- **The records**:

"""

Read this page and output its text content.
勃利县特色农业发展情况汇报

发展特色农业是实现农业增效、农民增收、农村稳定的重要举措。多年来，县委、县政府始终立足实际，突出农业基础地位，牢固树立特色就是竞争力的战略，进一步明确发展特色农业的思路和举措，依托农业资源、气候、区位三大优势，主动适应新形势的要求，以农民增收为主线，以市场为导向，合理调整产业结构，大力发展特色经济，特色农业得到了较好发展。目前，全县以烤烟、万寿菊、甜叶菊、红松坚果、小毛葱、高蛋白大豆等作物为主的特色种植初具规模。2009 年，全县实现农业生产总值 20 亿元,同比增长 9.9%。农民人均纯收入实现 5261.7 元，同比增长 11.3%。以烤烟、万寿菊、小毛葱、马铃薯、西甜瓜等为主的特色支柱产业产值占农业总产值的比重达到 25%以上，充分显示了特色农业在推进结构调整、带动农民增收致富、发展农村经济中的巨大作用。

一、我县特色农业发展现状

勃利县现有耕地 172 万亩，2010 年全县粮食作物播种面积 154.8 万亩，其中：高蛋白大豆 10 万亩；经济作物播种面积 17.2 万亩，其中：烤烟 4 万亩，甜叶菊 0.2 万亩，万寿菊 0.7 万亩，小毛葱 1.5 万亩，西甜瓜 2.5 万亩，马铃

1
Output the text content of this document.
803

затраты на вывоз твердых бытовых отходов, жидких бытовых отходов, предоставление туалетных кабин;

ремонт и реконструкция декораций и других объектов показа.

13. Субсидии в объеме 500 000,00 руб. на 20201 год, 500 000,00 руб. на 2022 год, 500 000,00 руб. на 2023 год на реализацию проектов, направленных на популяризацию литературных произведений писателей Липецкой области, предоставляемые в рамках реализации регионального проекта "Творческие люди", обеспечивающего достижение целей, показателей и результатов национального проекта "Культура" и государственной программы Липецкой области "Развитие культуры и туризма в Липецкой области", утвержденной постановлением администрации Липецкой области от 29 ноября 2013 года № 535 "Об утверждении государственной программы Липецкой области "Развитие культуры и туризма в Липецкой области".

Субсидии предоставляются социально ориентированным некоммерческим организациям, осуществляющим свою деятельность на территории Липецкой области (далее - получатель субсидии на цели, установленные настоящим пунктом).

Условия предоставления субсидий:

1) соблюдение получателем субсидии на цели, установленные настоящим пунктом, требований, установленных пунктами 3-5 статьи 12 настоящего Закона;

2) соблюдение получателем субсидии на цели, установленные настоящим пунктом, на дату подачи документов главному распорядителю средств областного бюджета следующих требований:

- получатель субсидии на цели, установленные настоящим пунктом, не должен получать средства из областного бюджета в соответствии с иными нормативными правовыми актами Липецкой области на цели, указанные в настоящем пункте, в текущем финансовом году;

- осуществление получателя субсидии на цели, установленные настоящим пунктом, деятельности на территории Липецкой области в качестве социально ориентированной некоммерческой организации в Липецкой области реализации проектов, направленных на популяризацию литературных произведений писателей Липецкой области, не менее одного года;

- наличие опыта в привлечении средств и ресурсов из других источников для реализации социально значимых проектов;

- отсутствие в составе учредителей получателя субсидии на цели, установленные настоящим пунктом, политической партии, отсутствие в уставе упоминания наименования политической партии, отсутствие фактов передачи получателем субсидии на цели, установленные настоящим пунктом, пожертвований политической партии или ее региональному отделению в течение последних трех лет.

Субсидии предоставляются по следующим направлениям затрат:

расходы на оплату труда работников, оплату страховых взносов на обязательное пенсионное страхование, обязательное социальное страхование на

"""

- **Set task**:
Gather each line in the entries above where the string "произведений" is found.

- **Full answer**:
13. Субсидии в объеме 500 000,00 руб. на 20201 год, 500 000,00 руб. на 2022 год, 500 000,00 руб. на 2023 год на реализацию проектов, направленных на популяризацию литературных произведений писателей Липецкой области, предоставляемые в рамках реализации регионального проекта "Творческие люди", обеспечивающего достижение целей, показателей и результатов национального проекта "Культура" и государственной программы Липецкой области "Развитие культуры и туризма в Липецкой области", утвержденной постановлением администрации Липецкой области от 29 ноября 2013 года № 535 "Об утверждении государственной программы Липецкой области "Развитие культуры и туризма в Липецкой области".
- осуществление получателя субсидии на цели, установленные настоящим пунктом, деятельности на территории Липецкой области в качестве социально ориентированной некоммерческой организации в Липецкой области реализации проектов, направленных на популяризацию литературных произведений писателей Липецкой области, не менее одного года;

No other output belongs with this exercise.